**Task details:**
Would you quote every entry exactly, dropping only the pictures?

(Entries with figure data)
----------
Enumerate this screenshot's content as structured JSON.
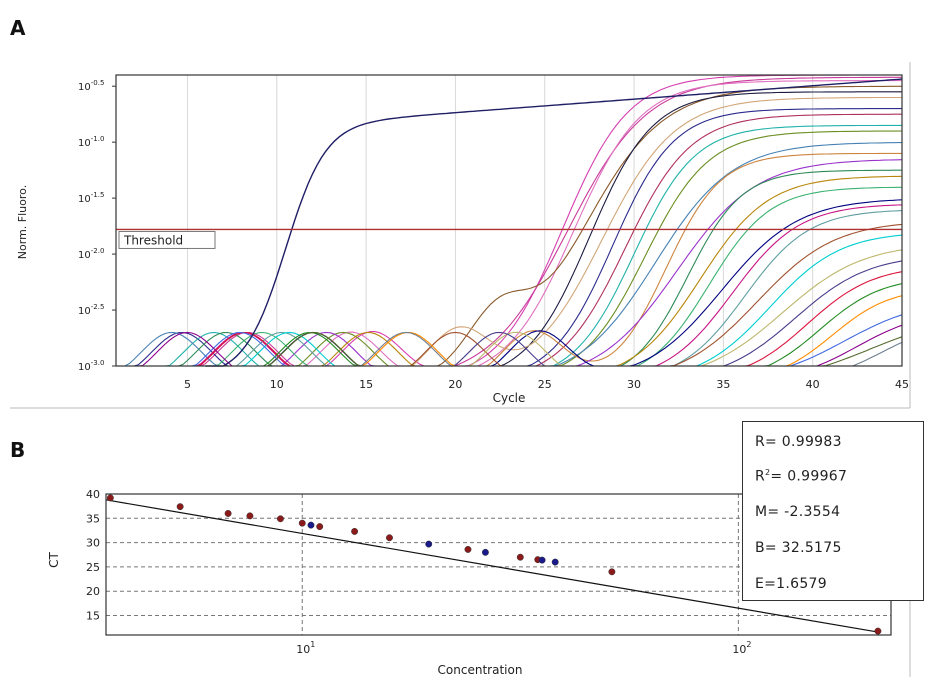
{
  "panel_labels": {
    "a": "A",
    "b": "B"
  },
  "chart_data": [
    {
      "type": "line",
      "panel": "A",
      "xlabel": "Cycle",
      "ylabel": "Norm. Fluoro.",
      "log_scale_y": true,
      "xlim": [
        1,
        45
      ],
      "ylim_log10": [
        -3.0,
        -0.4
      ],
      "xticks": [
        5,
        10,
        15,
        20,
        25,
        30,
        35,
        40,
        45
      ],
      "yticks": [
        {
          "exp": -3.0,
          "label": "-3.0"
        },
        {
          "exp": -2.5,
          "label": "-2.5"
        },
        {
          "exp": -2.0,
          "label": "-2.0"
        },
        {
          "exp": -1.5,
          "label": "-1.5"
        },
        {
          "exp": -1.0,
          "label": "-1.0"
        },
        {
          "exp": -0.5,
          "label": "-0.5"
        }
      ],
      "threshold": {
        "label": "Threshold",
        "exp": -1.78
      },
      "grid": "vertical",
      "early_curve": {
        "ct": 10.5,
        "start": 6.0
      },
      "amplification_ct_values": [
        26.0,
        26.3,
        26.6,
        27.0,
        27.5,
        28.2,
        28.8,
        29.5,
        30.0,
        30.6,
        31.2,
        31.8,
        32.4,
        33.0,
        33.7,
        34.2,
        34.9,
        35.5,
        36.2,
        36.9,
        37.6,
        38.3,
        39.0,
        39.7,
        40.4,
        41.1,
        41.8,
        42.5,
        43.2,
        43.9
      ],
      "plateau_values_log10": [
        -0.4,
        -0.42,
        -0.45,
        -0.5,
        -0.55,
        -0.6,
        -0.7,
        -0.75,
        -0.85,
        -0.9,
        -1.0,
        -1.1,
        -1.15,
        -1.25,
        -1.3,
        -1.4,
        -1.5,
        -1.55,
        -1.6,
        -1.7,
        -1.8,
        -1.9,
        -2.0,
        -2.1,
        -2.2,
        -2.3,
        -2.4,
        -2.5,
        -2.55,
        -2.6
      ],
      "series_colors": [
        "#d63fb0",
        "#c93a9a",
        "#e070c0",
        "#8b5a2b",
        "#1a1a40",
        "#d2a679",
        "#2b2b8c",
        "#b03060",
        "#20b2aa",
        "#6b8e23",
        "#4682b4",
        "#cd853f",
        "#9932cc",
        "#2e8b57",
        "#b8860b",
        "#3cb371",
        "#000080",
        "#c71585",
        "#5f9ea0",
        "#a0522d",
        "#00ced1",
        "#bdb76b",
        "#483d8b",
        "#dc143c",
        "#228b22",
        "#ff8c00",
        "#4169e1",
        "#8b008b",
        "#556b2f",
        "#708090"
      ]
    },
    {
      "type": "scatter",
      "panel": "B",
      "xlabel": "Concentration",
      "ylabel": "CT",
      "log_scale_x": true,
      "xlim_log10": [
        0.55,
        2.35
      ],
      "ylim": [
        11,
        40
      ],
      "yticks": [
        15,
        20,
        25,
        30,
        35,
        40
      ],
      "xticks": [
        {
          "exp": 1,
          "base": "10",
          "exp_label": "1"
        },
        {
          "exp": 2,
          "base": "10",
          "exp_label": "2"
        }
      ],
      "grid": "dashed",
      "fit_line": {
        "x_log10": [
          0.55,
          2.32
        ],
        "y": [
          38.8,
          11.6
        ]
      },
      "points": [
        {
          "x_log10": 0.56,
          "y": 39.2,
          "color": "#8b1a1a"
        },
        {
          "x_log10": 0.72,
          "y": 37.4,
          "color": "#8b1a1a"
        },
        {
          "x_log10": 0.83,
          "y": 36.0,
          "color": "#8b1a1a"
        },
        {
          "x_log10": 0.88,
          "y": 35.5,
          "color": "#8b1a1a"
        },
        {
          "x_log10": 0.95,
          "y": 34.9,
          "color": "#8b1a1a"
        },
        {
          "x_log10": 1.0,
          "y": 34.0,
          "color": "#8b1a1a"
        },
        {
          "x_log10": 1.02,
          "y": 33.6,
          "color": "#1a1a8b"
        },
        {
          "x_log10": 1.04,
          "y": 33.3,
          "color": "#8b1a1a"
        },
        {
          "x_log10": 1.12,
          "y": 32.3,
          "color": "#8b1a1a"
        },
        {
          "x_log10": 1.2,
          "y": 31.0,
          "color": "#8b1a1a"
        },
        {
          "x_log10": 1.29,
          "y": 29.7,
          "color": "#1a1a8b"
        },
        {
          "x_log10": 1.38,
          "y": 28.6,
          "color": "#8b1a1a"
        },
        {
          "x_log10": 1.42,
          "y": 28.0,
          "color": "#1a1a8b"
        },
        {
          "x_log10": 1.5,
          "y": 27.0,
          "color": "#8b1a1a"
        },
        {
          "x_log10": 1.54,
          "y": 26.5,
          "color": "#8b1a1a"
        },
        {
          "x_log10": 1.55,
          "y": 26.4,
          "color": "#1a1a8b"
        },
        {
          "x_log10": 1.58,
          "y": 26.0,
          "color": "#1a1a8b"
        },
        {
          "x_log10": 1.71,
          "y": 24.0,
          "color": "#8b1a1a"
        },
        {
          "x_log10": 2.32,
          "y": 11.8,
          "color": "#8b1a1a"
        }
      ],
      "stats": {
        "r": "R= 0.99983",
        "r2_prefix": "R",
        "r2_sup": "2",
        "r2_value": "= 0.99967",
        "m": "M= -2.3554",
        "b": "B= 32.5175",
        "e": "E=1.6579"
      }
    }
  ]
}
----------
**Answer for this exercise:**
Enumerate this screenshot's content as structured JSON.
{
  "panel_labels": {
    "a": "A",
    "b": "B"
  },
  "chart_data": [
    {
      "type": "line",
      "panel": "A",
      "xlabel": "Cycle",
      "ylabel": "Norm. Fluoro.",
      "log_scale_y": true,
      "xlim": [
        1,
        45
      ],
      "ylim_log10": [
        -3.0,
        -0.4
      ],
      "xticks": [
        5,
        10,
        15,
        20,
        25,
        30,
        35,
        40,
        45
      ],
      "yticks": [
        {
          "exp": -3.0,
          "label": "-3.0"
        },
        {
          "exp": -2.5,
          "label": "-2.5"
        },
        {
          "exp": -2.0,
          "label": "-2.0"
        },
        {
          "exp": -1.5,
          "label": "-1.5"
        },
        {
          "exp": -1.0,
          "label": "-1.0"
        },
        {
          "exp": -0.5,
          "label": "-0.5"
        }
      ],
      "threshold": {
        "label": "Threshold",
        "exp": -1.78
      },
      "grid": "vertical",
      "early_curve": {
        "ct": 10.5,
        "start": 6.0
      },
      "amplification_ct_values": [
        26.0,
        26.3,
        26.6,
        27.0,
        27.5,
        28.2,
        28.8,
        29.5,
        30.0,
        30.6,
        31.2,
        31.8,
        32.4,
        33.0,
        33.7,
        34.2,
        34.9,
        35.5,
        36.2,
        36.9,
        37.6,
        38.3,
        39.0,
        39.7,
        40.4,
        41.1,
        41.8,
        42.5,
        43.2,
        43.9
      ],
      "plateau_values_log10": [
        -0.4,
        -0.42,
        -0.45,
        -0.5,
        -0.55,
        -0.6,
        -0.7,
        -0.75,
        -0.85,
        -0.9,
        -1.0,
        -1.1,
        -1.15,
        -1.25,
        -1.3,
        -1.4,
        -1.5,
        -1.55,
        -1.6,
        -1.7,
        -1.8,
        -1.9,
        -2.0,
        -2.1,
        -2.2,
        -2.3,
        -2.4,
        -2.5,
        -2.55,
        -2.6
      ],
      "series_colors": [
        "#d63fb0",
        "#c93a9a",
        "#e070c0",
        "#8b5a2b",
        "#1a1a40",
        "#d2a679",
        "#2b2b8c",
        "#b03060",
        "#20b2aa",
        "#6b8e23",
        "#4682b4",
        "#cd853f",
        "#9932cc",
        "#2e8b57",
        "#b8860b",
        "#3cb371",
        "#000080",
        "#c71585",
        "#5f9ea0",
        "#a0522d",
        "#00ced1",
        "#bdb76b",
        "#483d8b",
        "#dc143c",
        "#228b22",
        "#ff8c00",
        "#4169e1",
        "#8b008b",
        "#556b2f",
        "#708090"
      ]
    },
    {
      "type": "scatter",
      "panel": "B",
      "xlabel": "Concentration",
      "ylabel": "CT",
      "log_scale_x": true,
      "xlim_log10": [
        0.55,
        2.35
      ],
      "ylim": [
        11,
        40
      ],
      "yticks": [
        15,
        20,
        25,
        30,
        35,
        40
      ],
      "xticks": [
        {
          "exp": 1,
          "base": "10",
          "exp_label": "1"
        },
        {
          "exp": 2,
          "base": "10",
          "exp_label": "2"
        }
      ],
      "grid": "dashed",
      "fit_line": {
        "x_log10": [
          0.55,
          2.32
        ],
        "y": [
          38.8,
          11.6
        ]
      },
      "points": [
        {
          "x_log10": 0.56,
          "y": 39.2,
          "color": "#8b1a1a"
        },
        {
          "x_log10": 0.72,
          "y": 37.4,
          "color": "#8b1a1a"
        },
        {
          "x_log10": 0.83,
          "y": 36.0,
          "color": "#8b1a1a"
        },
        {
          "x_log10": 0.88,
          "y": 35.5,
          "color": "#8b1a1a"
        },
        {
          "x_log10": 0.95,
          "y": 34.9,
          "color": "#8b1a1a"
        },
        {
          "x_log10": 1.0,
          "y": 34.0,
          "color": "#8b1a1a"
        },
        {
          "x_log10": 1.02,
          "y": 33.6,
          "color": "#1a1a8b"
        },
        {
          "x_log10": 1.04,
          "y": 33.3,
          "color": "#8b1a1a"
        },
        {
          "x_log10": 1.12,
          "y": 32.3,
          "color": "#8b1a1a"
        },
        {
          "x_log10": 1.2,
          "y": 31.0,
          "color": "#8b1a1a"
        },
        {
          "x_log10": 1.29,
          "y": 29.7,
          "color": "#1a1a8b"
        },
        {
          "x_log10": 1.38,
          "y": 28.6,
          "color": "#8b1a1a"
        },
        {
          "x_log10": 1.42,
          "y": 28.0,
          "color": "#1a1a8b"
        },
        {
          "x_log10": 1.5,
          "y": 27.0,
          "color": "#8b1a1a"
        },
        {
          "x_log10": 1.54,
          "y": 26.5,
          "color": "#8b1a1a"
        },
        {
          "x_log10": 1.55,
          "y": 26.4,
          "color": "#1a1a8b"
        },
        {
          "x_log10": 1.58,
          "y": 26.0,
          "color": "#1a1a8b"
        },
        {
          "x_log10": 1.71,
          "y": 24.0,
          "color": "#8b1a1a"
        },
        {
          "x_log10": 2.32,
          "y": 11.8,
          "color": "#8b1a1a"
        }
      ],
      "stats": {
        "r": "R= 0.99983",
        "r2_prefix": "R",
        "r2_sup": "2",
        "r2_value": "= 0.99967",
        "m": "M= -2.3554",
        "b": "B= 32.5175",
        "e": "E=1.6579"
      }
    }
  ]
}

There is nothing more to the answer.